[Work instructions]: Reproduce the lines below from the one that contains "Give me the" through the end, inclusive, and add nothing.

[Input rows]:

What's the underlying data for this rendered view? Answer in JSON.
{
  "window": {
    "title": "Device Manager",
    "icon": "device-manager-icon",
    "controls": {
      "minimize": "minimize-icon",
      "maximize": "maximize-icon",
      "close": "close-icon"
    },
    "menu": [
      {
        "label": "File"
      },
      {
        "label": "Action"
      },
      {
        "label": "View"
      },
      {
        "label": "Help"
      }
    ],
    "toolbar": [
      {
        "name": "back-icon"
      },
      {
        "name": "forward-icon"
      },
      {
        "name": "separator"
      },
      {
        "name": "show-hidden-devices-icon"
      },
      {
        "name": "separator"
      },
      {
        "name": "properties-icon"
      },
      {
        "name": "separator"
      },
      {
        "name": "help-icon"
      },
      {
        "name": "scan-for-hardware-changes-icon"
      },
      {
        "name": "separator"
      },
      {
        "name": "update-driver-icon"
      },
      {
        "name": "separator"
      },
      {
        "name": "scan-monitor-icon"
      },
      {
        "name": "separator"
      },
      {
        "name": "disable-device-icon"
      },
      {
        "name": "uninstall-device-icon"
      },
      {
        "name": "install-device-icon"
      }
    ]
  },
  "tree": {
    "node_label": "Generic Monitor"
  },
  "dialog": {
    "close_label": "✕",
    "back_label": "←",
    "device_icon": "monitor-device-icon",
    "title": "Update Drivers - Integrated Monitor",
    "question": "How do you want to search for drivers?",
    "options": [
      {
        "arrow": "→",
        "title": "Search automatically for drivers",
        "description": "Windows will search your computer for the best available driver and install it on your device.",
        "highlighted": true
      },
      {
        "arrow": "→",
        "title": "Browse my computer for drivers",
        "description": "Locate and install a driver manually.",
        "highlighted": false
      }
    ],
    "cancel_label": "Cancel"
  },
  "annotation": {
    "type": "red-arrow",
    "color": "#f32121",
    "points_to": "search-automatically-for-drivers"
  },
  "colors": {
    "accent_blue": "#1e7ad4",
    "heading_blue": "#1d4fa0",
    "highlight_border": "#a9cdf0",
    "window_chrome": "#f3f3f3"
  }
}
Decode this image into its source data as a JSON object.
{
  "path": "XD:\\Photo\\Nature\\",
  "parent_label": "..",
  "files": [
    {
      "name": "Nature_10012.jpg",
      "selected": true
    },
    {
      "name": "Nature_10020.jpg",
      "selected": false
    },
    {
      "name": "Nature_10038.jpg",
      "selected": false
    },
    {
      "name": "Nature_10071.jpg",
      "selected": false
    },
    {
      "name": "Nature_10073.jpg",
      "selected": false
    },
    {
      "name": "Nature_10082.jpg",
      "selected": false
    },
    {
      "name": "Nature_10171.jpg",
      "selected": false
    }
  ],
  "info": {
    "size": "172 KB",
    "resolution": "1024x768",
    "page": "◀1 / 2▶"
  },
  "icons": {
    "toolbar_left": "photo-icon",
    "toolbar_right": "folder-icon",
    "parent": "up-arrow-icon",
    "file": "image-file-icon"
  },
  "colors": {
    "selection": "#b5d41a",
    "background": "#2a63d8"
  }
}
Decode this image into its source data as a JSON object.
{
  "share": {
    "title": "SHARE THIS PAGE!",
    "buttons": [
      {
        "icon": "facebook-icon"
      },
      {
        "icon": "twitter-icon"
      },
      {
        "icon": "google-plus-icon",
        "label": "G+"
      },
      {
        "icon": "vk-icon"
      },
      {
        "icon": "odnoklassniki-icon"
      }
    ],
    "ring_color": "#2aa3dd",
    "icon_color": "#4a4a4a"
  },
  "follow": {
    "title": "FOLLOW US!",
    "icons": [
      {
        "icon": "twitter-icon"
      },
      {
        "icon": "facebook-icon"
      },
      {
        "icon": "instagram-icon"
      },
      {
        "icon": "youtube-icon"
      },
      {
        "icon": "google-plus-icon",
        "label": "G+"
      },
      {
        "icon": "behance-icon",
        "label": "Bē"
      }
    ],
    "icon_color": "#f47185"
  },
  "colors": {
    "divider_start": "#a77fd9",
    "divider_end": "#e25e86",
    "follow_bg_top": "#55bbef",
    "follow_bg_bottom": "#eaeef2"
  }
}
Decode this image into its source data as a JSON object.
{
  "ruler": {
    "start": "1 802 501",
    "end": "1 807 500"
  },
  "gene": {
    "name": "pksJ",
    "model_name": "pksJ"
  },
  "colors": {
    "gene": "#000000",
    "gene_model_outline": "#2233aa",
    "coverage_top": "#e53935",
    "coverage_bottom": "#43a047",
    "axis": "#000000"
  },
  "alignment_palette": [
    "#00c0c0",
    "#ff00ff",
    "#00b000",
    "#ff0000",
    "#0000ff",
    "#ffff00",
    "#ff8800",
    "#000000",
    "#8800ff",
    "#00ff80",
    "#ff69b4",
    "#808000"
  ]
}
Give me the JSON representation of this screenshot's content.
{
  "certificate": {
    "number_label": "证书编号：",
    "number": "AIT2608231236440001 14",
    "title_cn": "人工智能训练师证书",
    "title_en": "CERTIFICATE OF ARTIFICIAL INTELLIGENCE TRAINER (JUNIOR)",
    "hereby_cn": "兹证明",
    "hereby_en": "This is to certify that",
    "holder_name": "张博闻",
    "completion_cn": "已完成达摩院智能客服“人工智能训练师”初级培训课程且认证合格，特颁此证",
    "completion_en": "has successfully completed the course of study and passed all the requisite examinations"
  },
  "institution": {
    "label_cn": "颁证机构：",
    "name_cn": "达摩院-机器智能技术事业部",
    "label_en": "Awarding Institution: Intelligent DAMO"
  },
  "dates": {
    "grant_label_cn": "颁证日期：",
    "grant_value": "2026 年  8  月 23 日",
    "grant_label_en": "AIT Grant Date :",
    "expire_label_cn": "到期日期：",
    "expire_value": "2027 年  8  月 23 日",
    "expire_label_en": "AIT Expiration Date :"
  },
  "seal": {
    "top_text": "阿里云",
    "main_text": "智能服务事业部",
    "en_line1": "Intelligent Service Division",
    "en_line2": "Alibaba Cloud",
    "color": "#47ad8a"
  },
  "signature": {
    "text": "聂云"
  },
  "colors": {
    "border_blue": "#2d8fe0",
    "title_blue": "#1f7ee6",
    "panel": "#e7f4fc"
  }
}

[Exercise solution]:
Give me the JSON representation of this screenshot's content.
{
  "certificate": {
    "number_label": "证书编号：",
    "number": "AIT2608231236440001 14",
    "title_cn": "人工智能训练师证书",
    "title_en": "CERTIFICATE OF ARTIFICIAL INTELLIGENCE TRAINER (JUNIOR)",
    "hereby_cn": "兹证明",
    "hereby_en": "This is to certify that",
    "holder_name": "张博闻",
    "completion_cn": "已完成达摩院智能客服“人工智能训练师”初级培训课程且认证合格，特颁此证",
    "completion_en": "has successfully completed the course of study and passed all the requisite examinations"
  },
  "institution": {
    "label_cn": "颁证机构：",
    "name_cn": "达摩院-机器智能技术事业部",
    "label_en": "Awarding Institution: Intelligent DAMO"
  },
  "dates": {
    "grant_label_cn": "颁证日期：",
    "grant_value": "2026 年  8  月 23 日",
    "grant_label_en": "AIT Grant Date :",
    "expire_label_cn": "到期日期：",
    "expire_value": "2027 年  8  月 23 日",
    "expire_label_en": "AIT Expiration Date :"
  },
  "seal": {
    "top_text": "阿里云",
    "main_text": "智能服务事业部",
    "en_line1": "Intelligent Service Division",
    "en_line2": "Alibaba Cloud",
    "color": "#47ad8a"
  },
  "signature": {
    "text": "聂云"
  },
  "colors": {
    "border_blue": "#2d8fe0",
    "title_blue": "#1f7ee6",
    "panel": "#e7f4fc"
  }
}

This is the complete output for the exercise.